* begin STORED ROWS *

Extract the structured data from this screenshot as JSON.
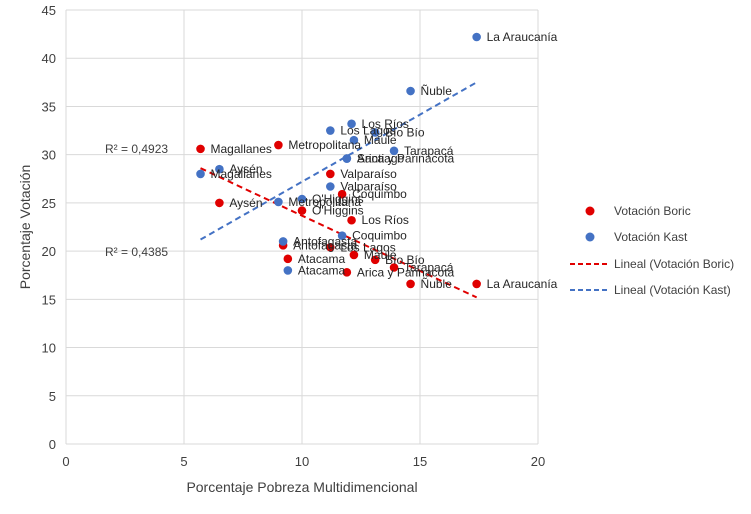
{
  "chart_data": {
    "type": "scatter",
    "xlabel": "Porcentaje Pobreza  Multidimencional",
    "ylabel": "Porcentaje Votación",
    "xlim": [
      0,
      20
    ],
    "ylim": [
      0,
      45
    ],
    "x_ticks": [
      "0",
      "5",
      "10",
      "15",
      "20"
    ],
    "y_ticks": [
      "0",
      "5",
      "10",
      "15",
      "20",
      "25",
      "30",
      "35",
      "40",
      "45"
    ],
    "grid": true,
    "legend_position": "right",
    "series": [
      {
        "name": "Votación Boric",
        "color": "#e00000",
        "points": [
          {
            "label": "Magallanes",
            "x": 5.7,
            "y": 30.6
          },
          {
            "label": "Aysén",
            "x": 6.5,
            "y": 25.0
          },
          {
            "label": "Metropolitana",
            "x": 9.0,
            "y": 31.0
          },
          {
            "label": "O'Higgins",
            "x": 10.0,
            "y": 24.2
          },
          {
            "label": "Valparaíso",
            "x": 11.2,
            "y": 28.0
          },
          {
            "label": "Coquimbo",
            "x": 11.7,
            "y": 25.9
          },
          {
            "label": "Los Ríos",
            "x": 12.1,
            "y": 23.2
          },
          {
            "label": "Antofagasta",
            "x": 9.2,
            "y": 20.6
          },
          {
            "label": "Los Lagos",
            "x": 11.2,
            "y": 20.4
          },
          {
            "label": "Atacama",
            "x": 9.4,
            "y": 19.2
          },
          {
            "label": "Maule",
            "x": 12.2,
            "y": 19.6
          },
          {
            "label": "Bío Bío",
            "x": 13.1,
            "y": 19.1
          },
          {
            "label": "Tarapacá",
            "x": 13.9,
            "y": 18.3
          },
          {
            "label": "Arica y Parinacota",
            "x": 11.9,
            "y": 17.8
          },
          {
            "label": "Ñuble",
            "x": 14.6,
            "y": 16.6
          },
          {
            "label": "La Araucanía",
            "x": 17.4,
            "y": 16.6
          }
        ]
      },
      {
        "name": "Votación Kast",
        "color": "#4472c4",
        "points": [
          {
            "label": "Magallanes",
            "x": 5.7,
            "y": 28.0
          },
          {
            "label": "Aysén",
            "x": 6.5,
            "y": 28.5
          },
          {
            "label": "Metropolitana",
            "x": 9.0,
            "y": 25.1
          },
          {
            "label": "O'Higgins",
            "x": 10.0,
            "y": 25.4
          },
          {
            "label": "Valparaíso",
            "x": 11.2,
            "y": 26.7
          },
          {
            "label": "Santiago",
            "x": 11.9,
            "y": 29.6
          },
          {
            "label": "Los Ríos",
            "x": 12.1,
            "y": 33.2
          },
          {
            "label": "Los Lagos",
            "x": 11.2,
            "y": 32.5
          },
          {
            "label": "Bío Bío",
            "x": 13.1,
            "y": 32.3
          },
          {
            "label": "Maule",
            "x": 12.2,
            "y": 31.5
          },
          {
            "label": "Tarapacá",
            "x": 13.9,
            "y": 30.4
          },
          {
            "label": "Arica y Parinacota",
            "x": 11.9,
            "y": 29.6
          },
          {
            "label": "Coquimbo",
            "x": 11.7,
            "y": 21.6
          },
          {
            "label": "Antofagasta",
            "x": 9.2,
            "y": 21.0
          },
          {
            "label": "Atacama",
            "x": 9.4,
            "y": 18.0
          },
          {
            "label": "Ñuble",
            "x": 14.6,
            "y": 36.6
          },
          {
            "label": "La Araucanía",
            "x": 17.4,
            "y": 42.2
          }
        ]
      }
    ],
    "trendlines": [
      {
        "name": "Lineal (Votación Boric)",
        "color": "#e00000",
        "x": [
          5.7,
          17.4
        ],
        "y": [
          28.6,
          15.2
        ],
        "r2_label": "R² = 0,4385"
      },
      {
        "name": "Lineal (Votación Kast)",
        "color": "#4472c4",
        "x": [
          5.7,
          17.4
        ],
        "y": [
          21.2,
          37.5
        ],
        "r2_label": "R² = 0,4923"
      }
    ]
  }
}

* end STORED ROWS *

> _STATED TASK_
Copy each line above precisely, dropping the pictures.

> _SOLUTION TO THIS EXERCISE_
Extract the structured data from this screenshot as JSON.
{
  "chart_data": {
    "type": "scatter",
    "xlabel": "Porcentaje Pobreza  Multidimencional",
    "ylabel": "Porcentaje Votación",
    "xlim": [
      0,
      20
    ],
    "ylim": [
      0,
      45
    ],
    "x_ticks": [
      "0",
      "5",
      "10",
      "15",
      "20"
    ],
    "y_ticks": [
      "0",
      "5",
      "10",
      "15",
      "20",
      "25",
      "30",
      "35",
      "40",
      "45"
    ],
    "grid": true,
    "legend_position": "right",
    "series": [
      {
        "name": "Votación Boric",
        "color": "#e00000",
        "points": [
          {
            "label": "Magallanes",
            "x": 5.7,
            "y": 30.6
          },
          {
            "label": "Aysén",
            "x": 6.5,
            "y": 25.0
          },
          {
            "label": "Metropolitana",
            "x": 9.0,
            "y": 31.0
          },
          {
            "label": "O'Higgins",
            "x": 10.0,
            "y": 24.2
          },
          {
            "label": "Valparaíso",
            "x": 11.2,
            "y": 28.0
          },
          {
            "label": "Coquimbo",
            "x": 11.7,
            "y": 25.9
          },
          {
            "label": "Los Ríos",
            "x": 12.1,
            "y": 23.2
          },
          {
            "label": "Antofagasta",
            "x": 9.2,
            "y": 20.6
          },
          {
            "label": "Los Lagos",
            "x": 11.2,
            "y": 20.4
          },
          {
            "label": "Atacama",
            "x": 9.4,
            "y": 19.2
          },
          {
            "label": "Maule",
            "x": 12.2,
            "y": 19.6
          },
          {
            "label": "Bío Bío",
            "x": 13.1,
            "y": 19.1
          },
          {
            "label": "Tarapacá",
            "x": 13.9,
            "y": 18.3
          },
          {
            "label": "Arica y Parinacota",
            "x": 11.9,
            "y": 17.8
          },
          {
            "label": "Ñuble",
            "x": 14.6,
            "y": 16.6
          },
          {
            "label": "La Araucanía",
            "x": 17.4,
            "y": 16.6
          }
        ]
      },
      {
        "name": "Votación Kast",
        "color": "#4472c4",
        "points": [
          {
            "label": "Magallanes",
            "x": 5.7,
            "y": 28.0
          },
          {
            "label": "Aysén",
            "x": 6.5,
            "y": 28.5
          },
          {
            "label": "Metropolitana",
            "x": 9.0,
            "y": 25.1
          },
          {
            "label": "O'Higgins",
            "x": 10.0,
            "y": 25.4
          },
          {
            "label": "Valparaíso",
            "x": 11.2,
            "y": 26.7
          },
          {
            "label": "Santiago",
            "x": 11.9,
            "y": 29.6
          },
          {
            "label": "Los Ríos",
            "x": 12.1,
            "y": 33.2
          },
          {
            "label": "Los Lagos",
            "x": 11.2,
            "y": 32.5
          },
          {
            "label": "Bío Bío",
            "x": 13.1,
            "y": 32.3
          },
          {
            "label": "Maule",
            "x": 12.2,
            "y": 31.5
          },
          {
            "label": "Tarapacá",
            "x": 13.9,
            "y": 30.4
          },
          {
            "label": "Arica y Parinacota",
            "x": 11.9,
            "y": 29.6
          },
          {
            "label": "Coquimbo",
            "x": 11.7,
            "y": 21.6
          },
          {
            "label": "Antofagasta",
            "x": 9.2,
            "y": 21.0
          },
          {
            "label": "Atacama",
            "x": 9.4,
            "y": 18.0
          },
          {
            "label": "Ñuble",
            "x": 14.6,
            "y": 36.6
          },
          {
            "label": "La Araucanía",
            "x": 17.4,
            "y": 42.2
          }
        ]
      }
    ],
    "trendlines": [
      {
        "name": "Lineal (Votación Boric)",
        "color": "#e00000",
        "x": [
          5.7,
          17.4
        ],
        "y": [
          28.6,
          15.2
        ],
        "r2_label": "R² = 0,4385"
      },
      {
        "name": "Lineal (Votación Kast)",
        "color": "#4472c4",
        "x": [
          5.7,
          17.4
        ],
        "y": [
          21.2,
          37.5
        ],
        "r2_label": "R² = 0,4923"
      }
    ]
  }
}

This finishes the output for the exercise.